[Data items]

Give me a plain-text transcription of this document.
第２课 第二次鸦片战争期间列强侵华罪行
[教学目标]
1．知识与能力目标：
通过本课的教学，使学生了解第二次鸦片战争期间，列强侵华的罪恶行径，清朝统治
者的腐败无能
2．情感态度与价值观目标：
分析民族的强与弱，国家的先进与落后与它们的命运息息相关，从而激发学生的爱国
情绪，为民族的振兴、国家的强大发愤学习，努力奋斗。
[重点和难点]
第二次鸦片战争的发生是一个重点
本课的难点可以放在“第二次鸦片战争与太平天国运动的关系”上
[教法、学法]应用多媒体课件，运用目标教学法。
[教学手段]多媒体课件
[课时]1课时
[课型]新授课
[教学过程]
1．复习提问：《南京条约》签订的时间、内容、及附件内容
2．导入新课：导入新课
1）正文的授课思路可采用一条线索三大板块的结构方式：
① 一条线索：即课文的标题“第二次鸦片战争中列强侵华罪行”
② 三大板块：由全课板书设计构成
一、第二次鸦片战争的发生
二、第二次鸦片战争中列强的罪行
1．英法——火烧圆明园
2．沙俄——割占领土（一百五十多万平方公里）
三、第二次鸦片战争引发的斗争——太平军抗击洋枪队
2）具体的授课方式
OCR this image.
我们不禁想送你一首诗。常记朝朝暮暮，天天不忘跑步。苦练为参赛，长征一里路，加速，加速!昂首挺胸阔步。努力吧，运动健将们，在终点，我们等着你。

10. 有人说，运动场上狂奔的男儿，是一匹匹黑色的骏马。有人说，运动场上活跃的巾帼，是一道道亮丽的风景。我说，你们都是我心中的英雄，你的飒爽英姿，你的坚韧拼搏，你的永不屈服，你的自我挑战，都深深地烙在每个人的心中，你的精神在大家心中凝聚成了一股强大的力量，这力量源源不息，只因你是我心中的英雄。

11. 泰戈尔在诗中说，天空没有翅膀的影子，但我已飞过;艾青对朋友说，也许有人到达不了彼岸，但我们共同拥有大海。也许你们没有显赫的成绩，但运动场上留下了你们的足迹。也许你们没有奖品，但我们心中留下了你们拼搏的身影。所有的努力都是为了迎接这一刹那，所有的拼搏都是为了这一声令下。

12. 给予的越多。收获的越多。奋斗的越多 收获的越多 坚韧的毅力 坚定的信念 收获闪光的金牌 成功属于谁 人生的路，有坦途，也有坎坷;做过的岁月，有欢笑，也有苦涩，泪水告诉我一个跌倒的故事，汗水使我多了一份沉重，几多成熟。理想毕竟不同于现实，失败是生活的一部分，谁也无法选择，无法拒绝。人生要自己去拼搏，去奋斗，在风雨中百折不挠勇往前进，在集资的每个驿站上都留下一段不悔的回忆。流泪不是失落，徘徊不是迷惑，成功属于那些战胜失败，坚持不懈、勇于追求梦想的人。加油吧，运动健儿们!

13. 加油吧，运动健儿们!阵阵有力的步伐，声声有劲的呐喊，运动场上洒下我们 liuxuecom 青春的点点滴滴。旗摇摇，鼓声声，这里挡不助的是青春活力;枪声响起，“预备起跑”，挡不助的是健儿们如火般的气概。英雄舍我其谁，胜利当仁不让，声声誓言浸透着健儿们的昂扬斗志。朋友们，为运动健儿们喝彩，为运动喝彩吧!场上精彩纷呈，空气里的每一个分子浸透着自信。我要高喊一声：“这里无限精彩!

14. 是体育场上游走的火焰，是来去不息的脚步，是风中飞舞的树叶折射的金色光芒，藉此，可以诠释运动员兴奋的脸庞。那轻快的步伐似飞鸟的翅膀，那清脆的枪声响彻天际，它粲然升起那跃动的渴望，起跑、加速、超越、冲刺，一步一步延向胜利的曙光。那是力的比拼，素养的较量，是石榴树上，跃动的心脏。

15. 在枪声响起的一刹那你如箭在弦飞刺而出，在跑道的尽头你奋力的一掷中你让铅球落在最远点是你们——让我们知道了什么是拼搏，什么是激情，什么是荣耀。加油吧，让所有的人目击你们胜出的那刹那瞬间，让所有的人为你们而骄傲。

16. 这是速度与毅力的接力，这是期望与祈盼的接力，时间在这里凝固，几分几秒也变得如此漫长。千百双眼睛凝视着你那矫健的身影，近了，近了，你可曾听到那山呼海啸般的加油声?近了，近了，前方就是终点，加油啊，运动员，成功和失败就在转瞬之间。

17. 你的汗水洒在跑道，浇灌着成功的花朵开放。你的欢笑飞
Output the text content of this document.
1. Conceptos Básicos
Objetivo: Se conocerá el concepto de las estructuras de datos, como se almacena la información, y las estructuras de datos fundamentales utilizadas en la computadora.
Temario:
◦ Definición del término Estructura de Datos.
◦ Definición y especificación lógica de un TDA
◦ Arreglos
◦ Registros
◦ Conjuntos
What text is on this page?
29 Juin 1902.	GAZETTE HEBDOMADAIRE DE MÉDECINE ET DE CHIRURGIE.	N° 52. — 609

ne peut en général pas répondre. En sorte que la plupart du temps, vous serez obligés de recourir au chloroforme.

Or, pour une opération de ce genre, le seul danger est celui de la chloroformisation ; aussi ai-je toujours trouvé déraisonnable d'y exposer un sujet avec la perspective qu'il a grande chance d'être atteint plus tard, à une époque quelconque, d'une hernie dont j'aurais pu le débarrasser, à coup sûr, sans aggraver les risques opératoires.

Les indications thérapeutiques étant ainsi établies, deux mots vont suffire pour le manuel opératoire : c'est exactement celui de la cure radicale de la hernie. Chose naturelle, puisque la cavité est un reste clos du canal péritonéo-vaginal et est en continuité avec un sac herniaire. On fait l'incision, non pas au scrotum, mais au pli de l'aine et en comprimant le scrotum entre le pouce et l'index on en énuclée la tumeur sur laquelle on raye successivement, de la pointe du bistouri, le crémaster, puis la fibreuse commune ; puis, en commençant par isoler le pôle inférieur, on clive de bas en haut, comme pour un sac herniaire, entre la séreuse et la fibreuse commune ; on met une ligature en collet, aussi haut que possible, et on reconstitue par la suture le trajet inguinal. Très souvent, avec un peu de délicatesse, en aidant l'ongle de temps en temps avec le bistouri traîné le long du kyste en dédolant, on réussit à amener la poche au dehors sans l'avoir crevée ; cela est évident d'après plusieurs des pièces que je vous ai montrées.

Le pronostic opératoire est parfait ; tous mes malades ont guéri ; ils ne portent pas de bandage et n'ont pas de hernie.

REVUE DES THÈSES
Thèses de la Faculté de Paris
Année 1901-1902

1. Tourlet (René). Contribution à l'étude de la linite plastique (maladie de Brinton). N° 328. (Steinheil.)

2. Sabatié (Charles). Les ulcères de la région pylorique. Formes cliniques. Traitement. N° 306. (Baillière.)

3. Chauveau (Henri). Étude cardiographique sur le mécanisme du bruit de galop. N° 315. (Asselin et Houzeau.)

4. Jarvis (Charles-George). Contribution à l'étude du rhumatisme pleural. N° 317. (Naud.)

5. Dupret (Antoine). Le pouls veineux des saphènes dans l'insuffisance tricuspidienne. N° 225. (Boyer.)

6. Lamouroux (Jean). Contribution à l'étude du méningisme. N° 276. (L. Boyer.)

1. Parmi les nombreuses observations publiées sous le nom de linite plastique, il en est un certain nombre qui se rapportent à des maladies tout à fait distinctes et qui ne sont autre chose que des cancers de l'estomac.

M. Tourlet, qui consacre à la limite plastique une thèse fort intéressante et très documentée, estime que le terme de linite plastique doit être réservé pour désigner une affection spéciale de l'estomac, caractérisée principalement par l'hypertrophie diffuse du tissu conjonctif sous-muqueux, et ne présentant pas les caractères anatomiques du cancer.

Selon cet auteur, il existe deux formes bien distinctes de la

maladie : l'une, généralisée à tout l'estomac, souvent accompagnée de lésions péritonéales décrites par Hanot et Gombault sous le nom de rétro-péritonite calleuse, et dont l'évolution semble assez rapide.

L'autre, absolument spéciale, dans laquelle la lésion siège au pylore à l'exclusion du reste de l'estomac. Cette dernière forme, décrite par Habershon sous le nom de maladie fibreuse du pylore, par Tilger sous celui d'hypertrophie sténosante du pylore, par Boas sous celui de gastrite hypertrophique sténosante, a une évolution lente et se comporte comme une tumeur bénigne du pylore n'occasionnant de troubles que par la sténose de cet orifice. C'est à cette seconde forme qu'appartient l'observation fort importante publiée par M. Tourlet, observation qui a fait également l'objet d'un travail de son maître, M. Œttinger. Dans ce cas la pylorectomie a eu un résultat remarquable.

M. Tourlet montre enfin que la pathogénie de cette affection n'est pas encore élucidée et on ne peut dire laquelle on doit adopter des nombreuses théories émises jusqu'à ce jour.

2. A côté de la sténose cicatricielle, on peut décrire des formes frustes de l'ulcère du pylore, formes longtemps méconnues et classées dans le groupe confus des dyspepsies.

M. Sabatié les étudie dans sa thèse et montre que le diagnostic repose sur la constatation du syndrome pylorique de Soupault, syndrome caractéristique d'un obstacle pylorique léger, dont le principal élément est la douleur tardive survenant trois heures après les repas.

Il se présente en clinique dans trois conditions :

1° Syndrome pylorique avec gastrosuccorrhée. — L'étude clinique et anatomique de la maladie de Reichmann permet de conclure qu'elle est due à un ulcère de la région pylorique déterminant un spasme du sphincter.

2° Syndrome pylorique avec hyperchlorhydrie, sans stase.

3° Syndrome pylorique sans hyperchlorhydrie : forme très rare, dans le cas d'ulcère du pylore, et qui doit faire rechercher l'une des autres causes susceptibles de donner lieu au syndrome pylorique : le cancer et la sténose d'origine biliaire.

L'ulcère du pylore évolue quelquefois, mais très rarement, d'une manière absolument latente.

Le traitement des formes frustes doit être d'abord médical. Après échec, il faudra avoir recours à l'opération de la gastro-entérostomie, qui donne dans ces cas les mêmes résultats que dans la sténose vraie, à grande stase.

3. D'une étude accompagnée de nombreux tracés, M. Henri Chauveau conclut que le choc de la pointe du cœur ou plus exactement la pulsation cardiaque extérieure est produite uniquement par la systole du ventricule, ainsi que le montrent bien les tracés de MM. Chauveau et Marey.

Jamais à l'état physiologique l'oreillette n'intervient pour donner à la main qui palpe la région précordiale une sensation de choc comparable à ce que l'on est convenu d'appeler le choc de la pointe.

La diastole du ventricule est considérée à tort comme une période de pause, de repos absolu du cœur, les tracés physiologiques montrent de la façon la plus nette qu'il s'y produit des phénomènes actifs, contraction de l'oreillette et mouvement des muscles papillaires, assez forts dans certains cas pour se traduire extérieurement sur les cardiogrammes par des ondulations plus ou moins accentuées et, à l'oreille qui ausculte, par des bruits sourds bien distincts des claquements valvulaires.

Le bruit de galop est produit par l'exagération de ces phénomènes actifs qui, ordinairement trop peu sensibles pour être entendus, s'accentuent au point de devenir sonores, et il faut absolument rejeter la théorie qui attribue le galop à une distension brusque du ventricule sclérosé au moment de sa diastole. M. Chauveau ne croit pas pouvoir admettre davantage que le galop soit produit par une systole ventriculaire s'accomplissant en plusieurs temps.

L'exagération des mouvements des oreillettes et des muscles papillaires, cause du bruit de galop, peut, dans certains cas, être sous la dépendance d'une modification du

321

Your objective => Point out every line holding the string "phénomènes" and copy it.

Full solution =>
La diastole du ventricule est considérée à tort comme une période de pause, de repos absolu du cœur, les tracés physiologiques montrent de la façon la plus nette qu'il s'y produit des phénomènes actifs, contraction de l'oreillette et mouvement des muscles papillaires, assez forts dans certains cas pour se traduire extérieurement sur les cardiogrammes par des ondulations plus ou moins accentuées et, à l'oreille qui ausculte, par des bruits sourds bien distincts des claquements valvulaires.
Le bruit de galop est produit par l'exagération de ces phénomènes actifs qui, ordinairement trop peu sensibles pour être entendus, s'accentuent au point de devenir sonores, et il faut absolument rejeter la théorie qui attribue le galop à une distension brusque du ventricule sclérosé au moment de sa diastole. M. Chauveau ne croit pas pouvoir admettre davantage que le galop soit produit par une systole ventriculaire s'accomplissant en plusieurs temps.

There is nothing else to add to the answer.